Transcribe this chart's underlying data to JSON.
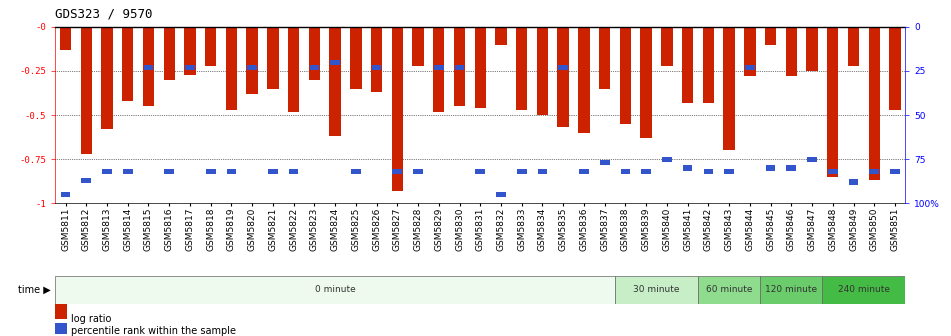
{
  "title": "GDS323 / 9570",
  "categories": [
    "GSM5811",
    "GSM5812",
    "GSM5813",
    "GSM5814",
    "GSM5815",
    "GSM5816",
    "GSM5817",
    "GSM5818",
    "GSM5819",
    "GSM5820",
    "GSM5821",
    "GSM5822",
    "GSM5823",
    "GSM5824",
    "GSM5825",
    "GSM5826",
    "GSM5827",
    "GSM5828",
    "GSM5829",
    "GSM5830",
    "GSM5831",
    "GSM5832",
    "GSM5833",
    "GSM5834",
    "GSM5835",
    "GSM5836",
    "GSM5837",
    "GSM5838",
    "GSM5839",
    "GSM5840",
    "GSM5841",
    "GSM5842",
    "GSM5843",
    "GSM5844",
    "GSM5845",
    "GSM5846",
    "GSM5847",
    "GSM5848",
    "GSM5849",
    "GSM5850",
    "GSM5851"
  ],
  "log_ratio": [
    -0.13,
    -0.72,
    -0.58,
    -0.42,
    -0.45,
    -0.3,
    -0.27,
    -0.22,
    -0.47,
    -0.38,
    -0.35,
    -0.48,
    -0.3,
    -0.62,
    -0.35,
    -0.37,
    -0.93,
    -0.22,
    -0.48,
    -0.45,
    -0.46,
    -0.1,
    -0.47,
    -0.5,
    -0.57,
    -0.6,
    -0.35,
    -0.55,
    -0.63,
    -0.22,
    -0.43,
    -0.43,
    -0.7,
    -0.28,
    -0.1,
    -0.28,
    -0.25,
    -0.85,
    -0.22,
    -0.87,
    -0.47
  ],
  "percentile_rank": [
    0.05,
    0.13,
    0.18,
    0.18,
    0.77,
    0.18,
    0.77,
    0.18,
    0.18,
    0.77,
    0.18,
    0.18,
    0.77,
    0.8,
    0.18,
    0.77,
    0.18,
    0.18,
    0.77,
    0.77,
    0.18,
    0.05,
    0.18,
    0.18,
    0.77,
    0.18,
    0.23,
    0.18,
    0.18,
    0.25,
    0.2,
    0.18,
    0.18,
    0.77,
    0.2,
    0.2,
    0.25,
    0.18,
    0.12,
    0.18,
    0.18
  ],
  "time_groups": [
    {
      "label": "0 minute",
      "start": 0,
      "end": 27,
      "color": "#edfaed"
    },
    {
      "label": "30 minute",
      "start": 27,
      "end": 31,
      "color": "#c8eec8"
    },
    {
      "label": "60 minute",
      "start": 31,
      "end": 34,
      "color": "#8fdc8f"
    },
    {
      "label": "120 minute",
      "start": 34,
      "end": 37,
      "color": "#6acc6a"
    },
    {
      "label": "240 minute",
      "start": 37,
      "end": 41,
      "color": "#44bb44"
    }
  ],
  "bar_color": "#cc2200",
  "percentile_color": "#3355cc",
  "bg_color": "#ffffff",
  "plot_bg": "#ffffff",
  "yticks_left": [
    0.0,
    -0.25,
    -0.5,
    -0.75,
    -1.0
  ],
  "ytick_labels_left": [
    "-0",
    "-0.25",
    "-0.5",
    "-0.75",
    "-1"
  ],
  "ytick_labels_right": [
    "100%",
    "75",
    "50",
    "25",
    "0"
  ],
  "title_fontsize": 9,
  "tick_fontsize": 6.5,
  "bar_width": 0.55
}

*-*-*

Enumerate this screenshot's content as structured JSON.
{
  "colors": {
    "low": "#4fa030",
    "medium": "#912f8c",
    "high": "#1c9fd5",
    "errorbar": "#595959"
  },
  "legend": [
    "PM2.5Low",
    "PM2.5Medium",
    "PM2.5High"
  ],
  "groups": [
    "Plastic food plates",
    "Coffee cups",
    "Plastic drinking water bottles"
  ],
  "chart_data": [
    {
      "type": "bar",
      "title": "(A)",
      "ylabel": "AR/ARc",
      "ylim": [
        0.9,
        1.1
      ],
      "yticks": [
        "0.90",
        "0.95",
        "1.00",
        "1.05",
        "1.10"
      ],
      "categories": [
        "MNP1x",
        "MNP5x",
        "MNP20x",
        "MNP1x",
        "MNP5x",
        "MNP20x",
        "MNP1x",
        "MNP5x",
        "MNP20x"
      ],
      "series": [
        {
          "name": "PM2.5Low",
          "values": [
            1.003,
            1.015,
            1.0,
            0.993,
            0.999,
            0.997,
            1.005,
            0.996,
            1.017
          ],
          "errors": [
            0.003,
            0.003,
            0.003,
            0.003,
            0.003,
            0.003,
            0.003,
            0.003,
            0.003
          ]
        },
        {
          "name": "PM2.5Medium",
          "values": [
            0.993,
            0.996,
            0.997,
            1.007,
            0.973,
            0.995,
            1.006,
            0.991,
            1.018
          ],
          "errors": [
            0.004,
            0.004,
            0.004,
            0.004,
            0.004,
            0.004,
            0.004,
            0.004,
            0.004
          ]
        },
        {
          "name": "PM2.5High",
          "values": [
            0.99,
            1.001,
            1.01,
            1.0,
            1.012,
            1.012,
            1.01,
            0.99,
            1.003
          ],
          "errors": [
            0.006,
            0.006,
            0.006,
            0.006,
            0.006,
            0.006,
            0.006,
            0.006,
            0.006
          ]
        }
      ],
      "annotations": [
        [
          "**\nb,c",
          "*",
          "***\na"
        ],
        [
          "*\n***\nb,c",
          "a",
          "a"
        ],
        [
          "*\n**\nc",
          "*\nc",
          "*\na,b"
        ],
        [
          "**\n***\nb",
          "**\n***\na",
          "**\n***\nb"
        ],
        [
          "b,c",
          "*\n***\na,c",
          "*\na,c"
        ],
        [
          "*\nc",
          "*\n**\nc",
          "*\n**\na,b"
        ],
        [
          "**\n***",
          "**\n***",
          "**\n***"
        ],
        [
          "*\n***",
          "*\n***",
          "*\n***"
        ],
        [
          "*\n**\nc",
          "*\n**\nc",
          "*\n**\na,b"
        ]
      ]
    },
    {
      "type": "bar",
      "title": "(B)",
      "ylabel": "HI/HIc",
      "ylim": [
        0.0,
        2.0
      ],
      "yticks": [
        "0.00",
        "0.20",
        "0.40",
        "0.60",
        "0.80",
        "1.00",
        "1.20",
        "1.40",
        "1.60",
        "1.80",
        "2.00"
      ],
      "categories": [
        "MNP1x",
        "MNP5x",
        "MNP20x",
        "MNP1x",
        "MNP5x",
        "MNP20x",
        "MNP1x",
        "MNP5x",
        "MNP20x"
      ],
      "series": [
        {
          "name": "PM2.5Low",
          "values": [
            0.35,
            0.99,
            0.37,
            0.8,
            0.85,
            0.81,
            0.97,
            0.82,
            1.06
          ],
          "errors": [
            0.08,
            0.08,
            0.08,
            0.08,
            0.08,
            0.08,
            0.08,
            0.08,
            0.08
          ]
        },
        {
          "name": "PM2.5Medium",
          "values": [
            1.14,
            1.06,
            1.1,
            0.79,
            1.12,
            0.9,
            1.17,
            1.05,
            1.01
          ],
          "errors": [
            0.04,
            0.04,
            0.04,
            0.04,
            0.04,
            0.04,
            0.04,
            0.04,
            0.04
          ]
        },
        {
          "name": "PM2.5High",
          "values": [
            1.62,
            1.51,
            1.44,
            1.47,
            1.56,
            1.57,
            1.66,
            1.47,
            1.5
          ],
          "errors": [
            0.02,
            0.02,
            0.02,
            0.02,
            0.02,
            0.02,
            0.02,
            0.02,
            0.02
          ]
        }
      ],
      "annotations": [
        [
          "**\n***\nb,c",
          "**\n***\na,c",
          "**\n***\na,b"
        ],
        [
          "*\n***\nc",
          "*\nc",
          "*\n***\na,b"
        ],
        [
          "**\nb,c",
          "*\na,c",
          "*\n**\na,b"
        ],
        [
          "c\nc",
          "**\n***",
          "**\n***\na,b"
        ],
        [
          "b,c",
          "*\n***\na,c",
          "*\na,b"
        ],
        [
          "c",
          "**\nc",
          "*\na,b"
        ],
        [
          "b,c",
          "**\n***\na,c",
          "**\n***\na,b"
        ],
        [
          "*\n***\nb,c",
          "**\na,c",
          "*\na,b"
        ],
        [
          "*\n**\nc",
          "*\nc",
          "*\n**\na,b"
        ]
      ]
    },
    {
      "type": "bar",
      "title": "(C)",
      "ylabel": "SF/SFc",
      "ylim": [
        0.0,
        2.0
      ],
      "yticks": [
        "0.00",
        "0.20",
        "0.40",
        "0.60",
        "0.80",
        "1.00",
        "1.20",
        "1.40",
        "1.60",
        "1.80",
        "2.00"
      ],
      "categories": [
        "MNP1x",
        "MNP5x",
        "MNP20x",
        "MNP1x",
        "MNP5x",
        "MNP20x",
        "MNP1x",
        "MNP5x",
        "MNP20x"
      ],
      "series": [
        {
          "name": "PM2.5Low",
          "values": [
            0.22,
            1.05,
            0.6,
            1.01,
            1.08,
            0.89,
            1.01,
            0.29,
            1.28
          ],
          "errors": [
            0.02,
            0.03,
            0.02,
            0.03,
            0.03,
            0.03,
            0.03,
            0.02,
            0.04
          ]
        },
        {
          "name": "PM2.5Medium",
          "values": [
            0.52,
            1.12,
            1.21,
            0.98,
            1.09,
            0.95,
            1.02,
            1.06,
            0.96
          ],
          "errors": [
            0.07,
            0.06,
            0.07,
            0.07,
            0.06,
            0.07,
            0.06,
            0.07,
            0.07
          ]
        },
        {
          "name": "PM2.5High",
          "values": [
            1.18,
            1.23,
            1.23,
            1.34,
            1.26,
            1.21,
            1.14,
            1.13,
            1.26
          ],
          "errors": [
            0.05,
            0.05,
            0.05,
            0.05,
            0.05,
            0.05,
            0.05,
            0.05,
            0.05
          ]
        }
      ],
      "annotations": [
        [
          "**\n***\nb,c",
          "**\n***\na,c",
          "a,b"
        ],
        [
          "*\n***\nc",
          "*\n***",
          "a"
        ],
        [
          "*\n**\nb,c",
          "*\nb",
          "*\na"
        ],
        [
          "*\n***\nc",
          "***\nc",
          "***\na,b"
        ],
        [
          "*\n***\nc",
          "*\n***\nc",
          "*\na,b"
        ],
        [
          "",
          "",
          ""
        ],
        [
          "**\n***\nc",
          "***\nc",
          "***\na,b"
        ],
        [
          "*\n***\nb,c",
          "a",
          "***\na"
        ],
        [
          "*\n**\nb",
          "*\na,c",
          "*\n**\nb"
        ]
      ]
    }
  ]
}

*-*-*

WHAT TO DO: Find the word "this" in the data and copy out each line where it turns up.

IN RESPONSE:
Transcribe this chart's underlying data to JSON.
Enumerate this screenshot's content as structured JSON.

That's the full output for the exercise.